● DO THIS: Give a count of the lines below that have the string "semi" in them, with no other words.

● INPUT FOR THIS TASK:
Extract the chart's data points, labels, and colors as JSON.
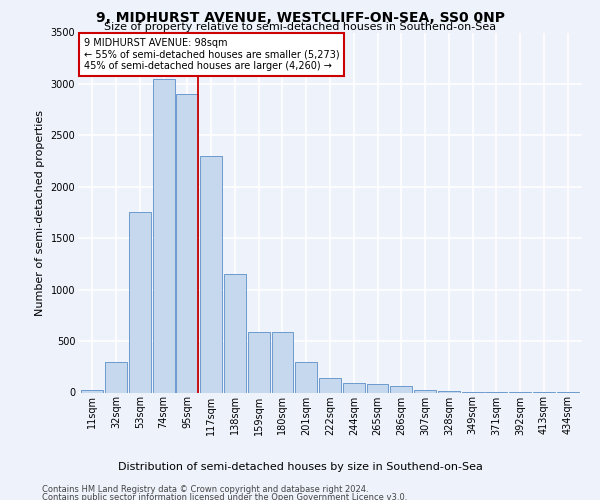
{
  "title": "9, MIDHURST AVENUE, WESTCLIFF-ON-SEA, SS0 0NP",
  "subtitle": "Size of property relative to semi-detached houses in Southend-on-Sea",
  "xlabel": "Distribution of semi-detached houses by size in Southend-on-Sea",
  "ylabel": "Number of semi-detached properties",
  "categories": [
    "11sqm",
    "32sqm",
    "53sqm",
    "74sqm",
    "95sqm",
    "117sqm",
    "138sqm",
    "159sqm",
    "180sqm",
    "201sqm",
    "222sqm",
    "244sqm",
    "265sqm",
    "286sqm",
    "307sqm",
    "328sqm",
    "349sqm",
    "371sqm",
    "392sqm",
    "413sqm",
    "434sqm"
  ],
  "values": [
    25,
    300,
    1750,
    3050,
    2900,
    2300,
    1150,
    590,
    590,
    295,
    140,
    90,
    80,
    60,
    20,
    10,
    5,
    4,
    3,
    2,
    2
  ],
  "bar_color": "#c5d8ed",
  "bar_edge_color": "#5b8fc9",
  "vline_color": "#cc0000",
  "annotation_text": "9 MIDHURST AVENUE: 98sqm\n← 55% of semi-detached houses are smaller (5,273)\n45% of semi-detached houses are larger (4,260) →",
  "ylim": [
    0,
    3500
  ],
  "yticks": [
    0,
    500,
    1000,
    1500,
    2000,
    2500,
    3000,
    3500
  ],
  "footnote1": "Contains HM Land Registry data © Crown copyright and database right 2024.",
  "footnote2": "Contains public sector information licensed under the Open Government Licence v3.0.",
  "bg_color": "#eef2fb",
  "grid_color": "#ffffff",
  "title_fontsize": 10,
  "subtitle_fontsize": 8,
  "ylabel_fontsize": 8,
  "xlabel_fontsize": 8,
  "tick_fontsize": 7,
  "annot_fontsize": 7
}
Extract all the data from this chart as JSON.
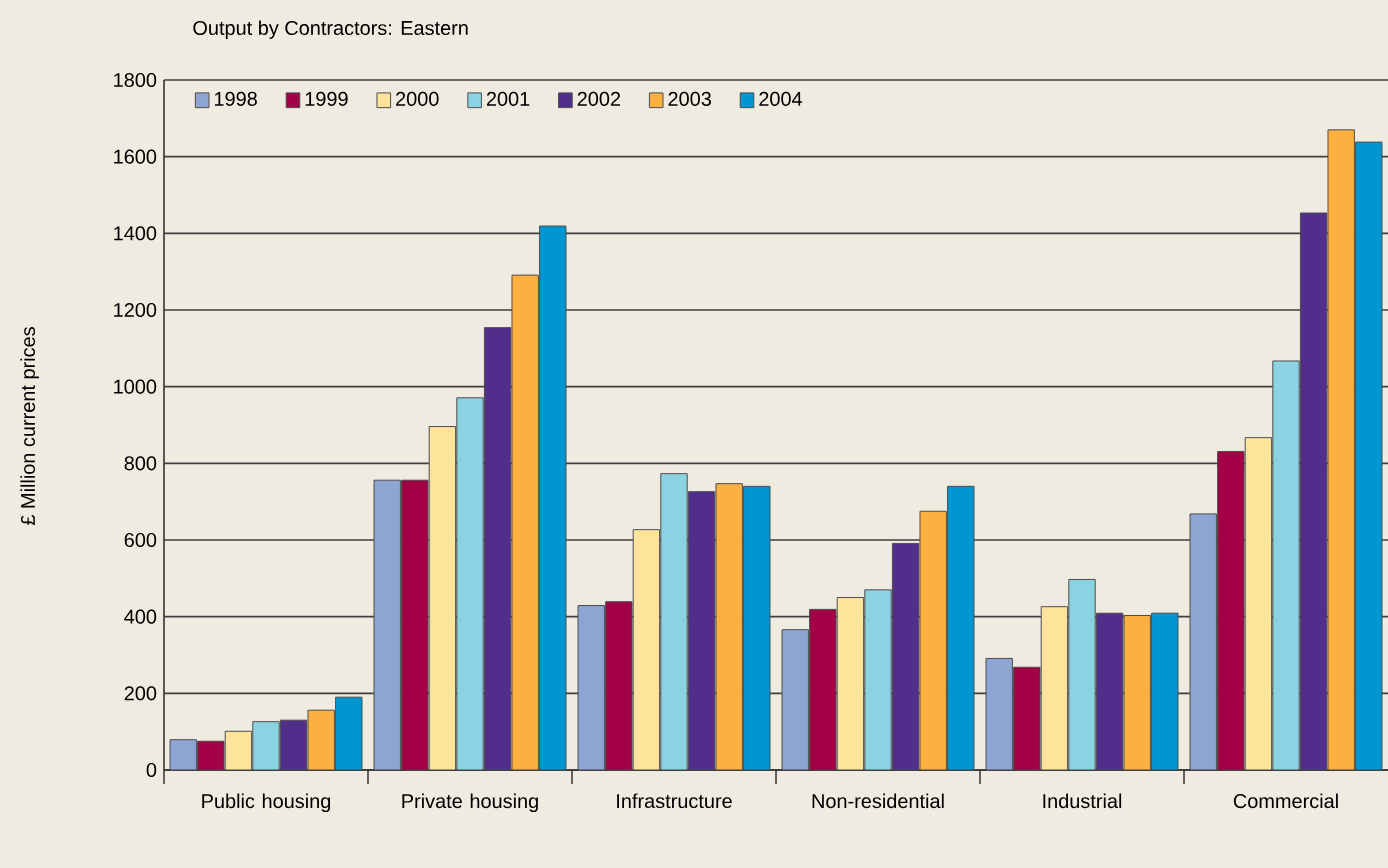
{
  "chart_data": {
    "type": "bar",
    "title": "Output by Contractors: Eastern",
    "ylabel": "£ Million current prices",
    "categories": [
      "Public housing",
      "Private housing",
      "Infrastructure",
      "Non-residential",
      "Industrial",
      "Commercial"
    ],
    "series": [
      {
        "name": "1998",
        "color": "#8ea5d4",
        "values": [
          79,
          756,
          429,
          366,
          291,
          668
        ]
      },
      {
        "name": "1999",
        "color": "#a30046",
        "values": [
          75,
          756,
          439,
          419,
          268,
          831
        ]
      },
      {
        "name": "2000",
        "color": "#fee39b",
        "values": [
          101,
          896,
          627,
          450,
          426,
          867
        ]
      },
      {
        "name": "2001",
        "color": "#8bd3e3",
        "values": [
          126,
          971,
          773,
          470,
          497,
          1067
        ]
      },
      {
        "name": "2002",
        "color": "#512d8c",
        "values": [
          130,
          1154,
          726,
          591,
          409,
          1453
        ]
      },
      {
        "name": "2003",
        "color": "#fbb040",
        "values": [
          156,
          1291,
          747,
          675,
          403,
          1670
        ]
      },
      {
        "name": "2004",
        "color": "#0095d3",
        "values": [
          190,
          1419,
          740,
          740,
          409,
          1638
        ]
      }
    ],
    "ylim": [
      0,
      1800
    ],
    "yticks": [
      0,
      200,
      400,
      600,
      800,
      1000,
      1200,
      1400,
      1600,
      1800
    ],
    "grid": "y",
    "legend": "top"
  }
}
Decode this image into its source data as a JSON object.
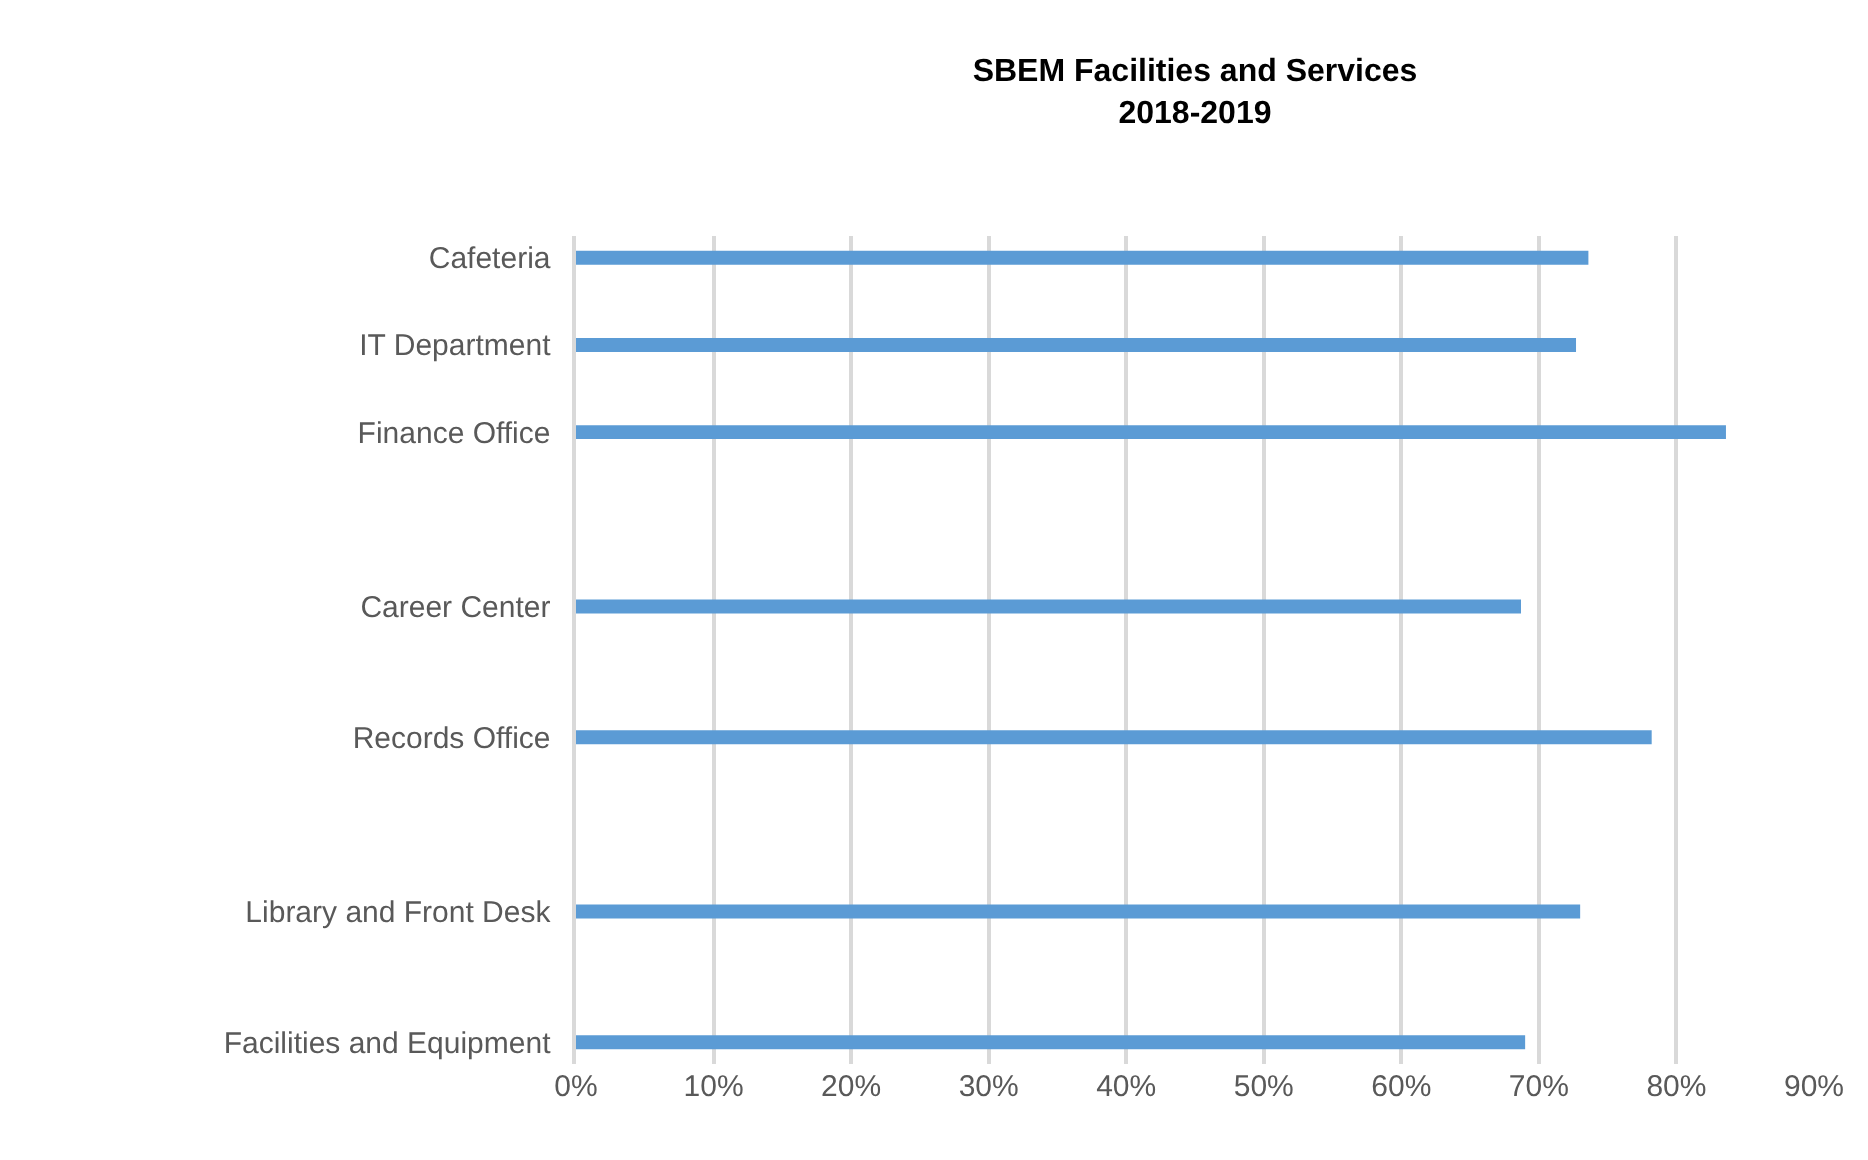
{
  "chart_data": {
    "type": "bar",
    "orientation": "horizontal",
    "title": "SBEM Facilities and Services\n2018-2019",
    "categories": [
      "Cafeteria",
      null,
      "IT Department",
      null,
      "Finance Office",
      null,
      null,
      null,
      "Career Center",
      null,
      null,
      "Records Office",
      null,
      null,
      null,
      "Library and Front Desk",
      null,
      null,
      "Facilities and Equipment"
    ],
    "values": [
      73.6,
      null,
      72.7,
      null,
      83.6,
      null,
      null,
      null,
      68.7,
      null,
      null,
      78.2,
      null,
      null,
      null,
      73.0,
      null,
      null,
      69.0
    ],
    "color": "#5b9bd5",
    "xlim": [
      0,
      90
    ],
    "xticks": [
      {
        "value": 0,
        "label": "0%"
      },
      {
        "value": 10,
        "label": "10%"
      },
      {
        "value": 20,
        "label": "20%"
      },
      {
        "value": 30,
        "label": "30%"
      },
      {
        "value": 40,
        "label": "40%"
      },
      {
        "value": 50,
        "label": "50%"
      },
      {
        "value": 60,
        "label": "60%"
      },
      {
        "value": 70,
        "label": "70%"
      },
      {
        "value": 80,
        "label": "80%"
      },
      {
        "value": 90,
        "label": "90%"
      }
    ],
    "grid": "x",
    "legend": false
  }
}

● TASK RESPONSE: 4